» **AIM OF THE EXERCISE**
Each of the following records is to be output exactly.

» **EXTRACTED ENTRIES**
::::::::
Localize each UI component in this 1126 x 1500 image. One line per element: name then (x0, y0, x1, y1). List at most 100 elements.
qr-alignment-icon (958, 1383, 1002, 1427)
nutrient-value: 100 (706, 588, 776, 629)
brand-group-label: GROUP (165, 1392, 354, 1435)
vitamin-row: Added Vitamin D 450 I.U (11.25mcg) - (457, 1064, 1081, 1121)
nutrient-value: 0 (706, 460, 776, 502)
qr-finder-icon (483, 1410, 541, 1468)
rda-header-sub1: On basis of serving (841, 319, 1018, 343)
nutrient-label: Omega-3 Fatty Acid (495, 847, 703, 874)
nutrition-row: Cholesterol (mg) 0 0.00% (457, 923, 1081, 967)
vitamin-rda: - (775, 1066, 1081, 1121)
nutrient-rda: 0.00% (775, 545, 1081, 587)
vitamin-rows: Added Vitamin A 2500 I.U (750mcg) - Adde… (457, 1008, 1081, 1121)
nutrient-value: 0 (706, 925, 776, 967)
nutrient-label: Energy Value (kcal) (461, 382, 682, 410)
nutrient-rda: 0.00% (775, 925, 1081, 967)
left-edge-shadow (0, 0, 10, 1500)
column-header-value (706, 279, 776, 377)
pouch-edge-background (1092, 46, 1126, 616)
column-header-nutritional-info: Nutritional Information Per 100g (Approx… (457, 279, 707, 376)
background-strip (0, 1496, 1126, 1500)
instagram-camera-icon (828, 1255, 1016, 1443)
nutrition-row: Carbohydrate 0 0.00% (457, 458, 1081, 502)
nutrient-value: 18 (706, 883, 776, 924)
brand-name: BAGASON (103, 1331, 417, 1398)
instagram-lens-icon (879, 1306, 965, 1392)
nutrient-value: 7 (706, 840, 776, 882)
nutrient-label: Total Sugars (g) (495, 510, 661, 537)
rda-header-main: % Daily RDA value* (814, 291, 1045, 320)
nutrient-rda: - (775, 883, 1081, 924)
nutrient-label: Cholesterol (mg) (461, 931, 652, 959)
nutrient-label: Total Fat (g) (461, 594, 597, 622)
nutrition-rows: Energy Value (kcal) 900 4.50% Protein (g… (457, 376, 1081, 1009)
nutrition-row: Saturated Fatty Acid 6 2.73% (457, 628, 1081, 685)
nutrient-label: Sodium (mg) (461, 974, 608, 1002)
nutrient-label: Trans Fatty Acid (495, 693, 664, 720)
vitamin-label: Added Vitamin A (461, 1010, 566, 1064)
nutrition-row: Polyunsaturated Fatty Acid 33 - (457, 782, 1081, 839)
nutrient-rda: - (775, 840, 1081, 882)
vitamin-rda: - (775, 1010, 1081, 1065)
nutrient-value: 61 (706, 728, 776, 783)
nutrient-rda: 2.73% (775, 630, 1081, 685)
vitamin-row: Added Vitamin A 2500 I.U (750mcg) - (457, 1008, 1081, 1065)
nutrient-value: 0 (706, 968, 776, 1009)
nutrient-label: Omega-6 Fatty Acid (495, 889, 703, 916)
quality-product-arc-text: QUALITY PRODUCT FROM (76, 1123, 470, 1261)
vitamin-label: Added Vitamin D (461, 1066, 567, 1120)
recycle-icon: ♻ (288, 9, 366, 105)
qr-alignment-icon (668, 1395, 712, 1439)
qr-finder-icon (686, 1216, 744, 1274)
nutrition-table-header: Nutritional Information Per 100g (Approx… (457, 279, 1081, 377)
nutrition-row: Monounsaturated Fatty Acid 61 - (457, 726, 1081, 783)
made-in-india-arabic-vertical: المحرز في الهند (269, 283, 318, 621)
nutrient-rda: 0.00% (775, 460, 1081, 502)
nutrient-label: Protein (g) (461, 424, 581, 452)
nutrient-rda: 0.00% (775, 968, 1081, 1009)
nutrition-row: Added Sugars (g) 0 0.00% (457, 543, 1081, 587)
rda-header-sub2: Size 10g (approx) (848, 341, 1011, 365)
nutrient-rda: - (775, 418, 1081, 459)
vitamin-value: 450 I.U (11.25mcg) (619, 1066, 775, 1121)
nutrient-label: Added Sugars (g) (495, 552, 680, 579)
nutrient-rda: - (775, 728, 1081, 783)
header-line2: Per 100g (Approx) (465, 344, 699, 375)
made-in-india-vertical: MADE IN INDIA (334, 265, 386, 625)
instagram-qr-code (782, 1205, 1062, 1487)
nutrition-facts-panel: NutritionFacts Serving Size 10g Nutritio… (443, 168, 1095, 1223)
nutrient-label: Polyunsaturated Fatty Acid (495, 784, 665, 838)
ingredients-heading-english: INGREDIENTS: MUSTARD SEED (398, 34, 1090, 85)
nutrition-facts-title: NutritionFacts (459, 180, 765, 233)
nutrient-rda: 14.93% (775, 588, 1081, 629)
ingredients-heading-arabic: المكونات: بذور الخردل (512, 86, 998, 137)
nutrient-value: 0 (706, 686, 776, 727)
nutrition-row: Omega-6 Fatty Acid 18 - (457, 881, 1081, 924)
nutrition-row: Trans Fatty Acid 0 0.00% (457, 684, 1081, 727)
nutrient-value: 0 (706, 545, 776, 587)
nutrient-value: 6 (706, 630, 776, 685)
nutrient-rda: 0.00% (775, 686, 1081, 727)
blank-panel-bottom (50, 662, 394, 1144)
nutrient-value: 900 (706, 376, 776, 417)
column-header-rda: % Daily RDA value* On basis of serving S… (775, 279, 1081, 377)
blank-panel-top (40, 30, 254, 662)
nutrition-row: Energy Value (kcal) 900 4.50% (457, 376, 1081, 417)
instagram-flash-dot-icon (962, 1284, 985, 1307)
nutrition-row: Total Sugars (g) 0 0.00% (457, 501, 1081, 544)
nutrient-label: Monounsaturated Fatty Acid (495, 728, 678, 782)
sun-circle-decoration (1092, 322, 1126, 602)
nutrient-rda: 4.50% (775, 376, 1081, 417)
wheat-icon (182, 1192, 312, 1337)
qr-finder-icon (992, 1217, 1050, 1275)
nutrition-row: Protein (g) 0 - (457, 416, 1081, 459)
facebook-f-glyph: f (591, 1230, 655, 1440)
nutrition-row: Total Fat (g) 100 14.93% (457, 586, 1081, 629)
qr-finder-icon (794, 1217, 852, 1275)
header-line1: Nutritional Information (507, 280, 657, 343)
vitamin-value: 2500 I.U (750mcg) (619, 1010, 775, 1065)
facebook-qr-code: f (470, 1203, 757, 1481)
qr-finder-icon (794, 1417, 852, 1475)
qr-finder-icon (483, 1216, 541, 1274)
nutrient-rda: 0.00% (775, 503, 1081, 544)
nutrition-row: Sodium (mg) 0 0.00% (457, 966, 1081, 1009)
::::::::
» **RESPONSE AREA**
Localize each UI component in this 1126 x 1500 image. One line per element: name then (x0, y0, x1, y1). List at most 100 elements.
qr-alignment-icon (958, 1383, 1002, 1427)
nutrient-value: 100 (706, 588, 776, 629)
brand-group-label: GROUP (165, 1392, 354, 1435)
vitamin-row: Added Vitamin D 450 I.U (11.25mcg) - (457, 1064, 1081, 1121)
nutrient-value: 0 (706, 460, 776, 502)
qr-finder-icon (483, 1410, 541, 1468)
rda-header-sub1: On basis of serving (841, 319, 1018, 343)
nutrient-label: Omega-3 Fatty Acid (495, 847, 703, 874)
nutrition-row: Cholesterol (mg) 0 0.00% (457, 923, 1081, 967)
vitamin-rda: - (775, 1066, 1081, 1121)
nutrient-rda: 0.00% (775, 545, 1081, 587)
vitamin-rows: Added Vitamin A 2500 I.U (750mcg) - Adde… (457, 1008, 1081, 1121)
nutrient-value: 0 (706, 925, 776, 967)
nutrient-label: Energy Value (kcal) (461, 382, 682, 410)
nutrient-rda: 0.00% (775, 925, 1081, 967)
left-edge-shadow (0, 0, 10, 1500)
column-header-value (706, 279, 776, 377)
pouch-edge-background (1092, 46, 1126, 616)
column-header-nutritional-info: Nutritional Information Per 100g (Approx… (457, 279, 707, 376)
background-strip (0, 1496, 1126, 1500)
instagram-camera-icon (828, 1255, 1016, 1443)
nutrition-row: Carbohydrate 0 0.00% (457, 458, 1081, 502)
nutrient-value: 18 (706, 883, 776, 924)
brand-name: BAGASON (103, 1331, 417, 1398)
instagram-lens-icon (879, 1306, 965, 1392)
nutrient-value: 7 (706, 840, 776, 882)
nutrient-label: Total Sugars (g) (495, 510, 661, 537)
rda-header-main: % Daily RDA value* (814, 291, 1045, 320)
nutrient-rda: - (775, 883, 1081, 924)
nutrient-label: Cholesterol (mg) (461, 931, 652, 959)
nutrient-label: Total Fat (g) (461, 594, 597, 622)
nutrition-rows: Energy Value (kcal) 900 4.50% Protein (g… (457, 376, 1081, 1009)
nutrition-row: Saturated Fatty Acid 6 2.73% (457, 628, 1081, 685)
nutrient-label: Sodium (mg) (461, 974, 608, 1002)
nutrient-label: Trans Fatty Acid (495, 693, 664, 720)
vitamin-label: Added Vitamin A (461, 1010, 566, 1064)
nutrition-row: Polyunsaturated Fatty Acid 33 - (457, 782, 1081, 839)
nutrient-rda: - (775, 840, 1081, 882)
vitamin-rda: - (775, 1010, 1081, 1065)
nutrient-value: 61 (706, 728, 776, 783)
nutrient-rda: 2.73% (775, 630, 1081, 685)
vitamin-row: Added Vitamin A 2500 I.U (750mcg) - (457, 1008, 1081, 1065)
nutrient-value: 0 (706, 968, 776, 1009)
nutrient-label: Omega-6 Fatty Acid (495, 889, 703, 916)
quality-product-arc-text: QUALITY PRODUCT FROM (76, 1123, 470, 1261)
vitamin-label: Added Vitamin D (461, 1066, 567, 1120)
recycle-icon: ♻ (288, 9, 366, 105)
qr-alignment-icon (668, 1395, 712, 1439)
qr-finder-icon (686, 1216, 744, 1274)
nutrition-table-header: Nutritional Information Per 100g (Approx… (457, 279, 1081, 377)
nutrition-row: Monounsaturated Fatty Acid 61 - (457, 726, 1081, 783)
made-in-india-arabic-vertical: المحرز في الهند (269, 283, 318, 621)
nutrient-rda: 0.00% (775, 460, 1081, 502)
nutrient-label: Protein (g) (461, 424, 581, 452)
nutrient-rda: 0.00% (775, 968, 1081, 1009)
nutrition-row: Added Sugars (g) 0 0.00% (457, 543, 1081, 587)
rda-header-sub2: Size 10g (approx) (848, 341, 1011, 365)
nutrient-rda: - (775, 418, 1081, 459)
vitamin-value: 450 I.U (11.25mcg) (619, 1066, 775, 1121)
nutrient-label: Added Sugars (g) (495, 552, 680, 579)
nutrient-rda: - (775, 728, 1081, 783)
header-line2: Per 100g (Approx) (465, 344, 699, 375)
made-in-india-vertical: MADE IN INDIA (334, 265, 386, 625)
instagram-qr-code (782, 1205, 1062, 1487)
nutrition-facts-panel: NutritionFacts Serving Size 10g Nutritio… (443, 168, 1095, 1223)
nutrient-label: Polyunsaturated Fatty Acid (495, 784, 665, 838)
ingredients-heading-english: INGREDIENTS: MUSTARD SEED (398, 34, 1090, 85)
nutrition-facts-title: NutritionFacts (459, 180, 765, 233)
nutrient-rda: 14.93% (775, 588, 1081, 629)
ingredients-heading-arabic: المكونات: بذور الخردل (512, 86, 998, 137)
nutrient-value: 0 (706, 686, 776, 727)
nutrition-row: Omega-6 Fatty Acid 18 - (457, 881, 1081, 924)
nutrition-row: Trans Fatty Acid 0 0.00% (457, 684, 1081, 727)
nutrient-value: 0 (706, 545, 776, 587)
nutrient-value: 6 (706, 630, 776, 685)
nutrient-rda: 0.00% (775, 686, 1081, 727)
blank-panel-bottom (50, 662, 394, 1144)
nutrient-value: 900 (706, 376, 776, 417)
column-header-rda: % Daily RDA value* On basis of serving S… (775, 279, 1081, 377)
blank-panel-top (40, 30, 254, 662)
nutrition-row: Energy Value (kcal) 900 4.50% (457, 376, 1081, 417)
instagram-flash-dot-icon (962, 1284, 985, 1307)
nutrition-row: Total Sugars (g) 0 0.00% (457, 501, 1081, 544)
nutrient-label: Monounsaturated Fatty Acid (495, 728, 678, 782)
sun-circle-decoration (1092, 322, 1126, 602)
nutrient-rda: 4.50% (775, 376, 1081, 417)
wheat-icon (182, 1192, 312, 1337)
qr-finder-icon (992, 1217, 1050, 1275)
nutrition-row: Protein (g) 0 - (457, 416, 1081, 459)
facebook-f-glyph: f (591, 1230, 655, 1440)
nutrition-row: Total Fat (g) 100 14.93% (457, 586, 1081, 629)
qr-finder-icon (794, 1217, 852, 1275)
header-line1: Nutritional Information (507, 280, 657, 343)
vitamin-value: 2500 I.U (750mcg) (619, 1010, 775, 1065)
facebook-qr-code: f (470, 1203, 757, 1481)
qr-finder-icon (794, 1417, 852, 1475)
qr-finder-icon (483, 1216, 541, 1274)
nutrient-rda: 0.00% (775, 503, 1081, 544)
nutrition-row: Sodium (mg) 0 0.00% (457, 966, 1081, 1009)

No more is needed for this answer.